* TASK OBJECTIVE
Write out every line of the material below as a JSON list of strings, one string per line, and leave out any blank lines.

* INPUT FOR THIS TASK
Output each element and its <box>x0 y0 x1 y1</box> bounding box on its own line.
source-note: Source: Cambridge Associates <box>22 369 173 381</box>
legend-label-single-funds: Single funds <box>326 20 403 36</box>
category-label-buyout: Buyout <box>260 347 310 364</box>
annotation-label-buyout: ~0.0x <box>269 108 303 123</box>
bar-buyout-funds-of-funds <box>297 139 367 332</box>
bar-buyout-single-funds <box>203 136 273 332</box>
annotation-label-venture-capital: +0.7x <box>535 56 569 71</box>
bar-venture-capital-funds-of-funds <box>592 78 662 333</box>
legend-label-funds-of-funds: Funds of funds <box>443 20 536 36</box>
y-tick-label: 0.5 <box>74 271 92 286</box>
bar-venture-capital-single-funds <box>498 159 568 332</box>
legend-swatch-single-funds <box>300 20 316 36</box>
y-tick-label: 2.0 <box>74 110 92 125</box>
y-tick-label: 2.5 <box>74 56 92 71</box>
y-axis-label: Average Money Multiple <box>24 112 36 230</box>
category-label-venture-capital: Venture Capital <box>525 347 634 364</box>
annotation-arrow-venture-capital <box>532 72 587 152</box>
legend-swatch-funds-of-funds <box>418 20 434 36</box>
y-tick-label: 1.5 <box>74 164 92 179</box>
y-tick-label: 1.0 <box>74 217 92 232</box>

* ANSWER TO THE TASK
[
  "Output each element and its <box>x0 y0 x1 y1</box> bounding box on its own line.",
  "source-note: Source: Cambridge Associates <box>22 369 173 381</box>",
  "legend-label-single-funds: Single funds <box>326 20 403 36</box>",
  "category-label-buyout: Buyout <box>260 347 310 364</box>",
  "annotation-label-buyout: ~0.0x <box>269 108 303 123</box>",
  "bar-buyout-funds-of-funds <box>297 139 367 332</box>",
  "bar-buyout-single-funds <box>203 136 273 332</box>",
  "annotation-label-venture-capital: +0.7x <box>535 56 569 71</box>",
  "bar-venture-capital-funds-of-funds <box>592 78 662 333</box>",
  "legend-label-funds-of-funds: Funds of funds <box>443 20 536 36</box>",
  "y-tick-label: 0.5 <box>74 271 92 286</box>",
  "bar-venture-capital-single-funds <box>498 159 568 332</box>",
  "legend-swatch-single-funds <box>300 20 316 36</box>",
  "y-tick-label: 2.0 <box>74 110 92 125</box>",
  "y-tick-label: 2.5 <box>74 56 92 71</box>",
  "y-axis-label: Average Money Multiple <box>24 112 36 230</box>",
  "category-label-venture-capital: Venture Capital <box>525 347 634 364</box>",
  "annotation-arrow-venture-capital <box>532 72 587 152</box>",
  "legend-swatch-funds-of-funds <box>418 20 434 36</box>",
  "y-tick-label: 1.5 <box>74 164 92 179</box>",
  "y-tick-label: 1.0 <box>74 217 92 232</box>"
]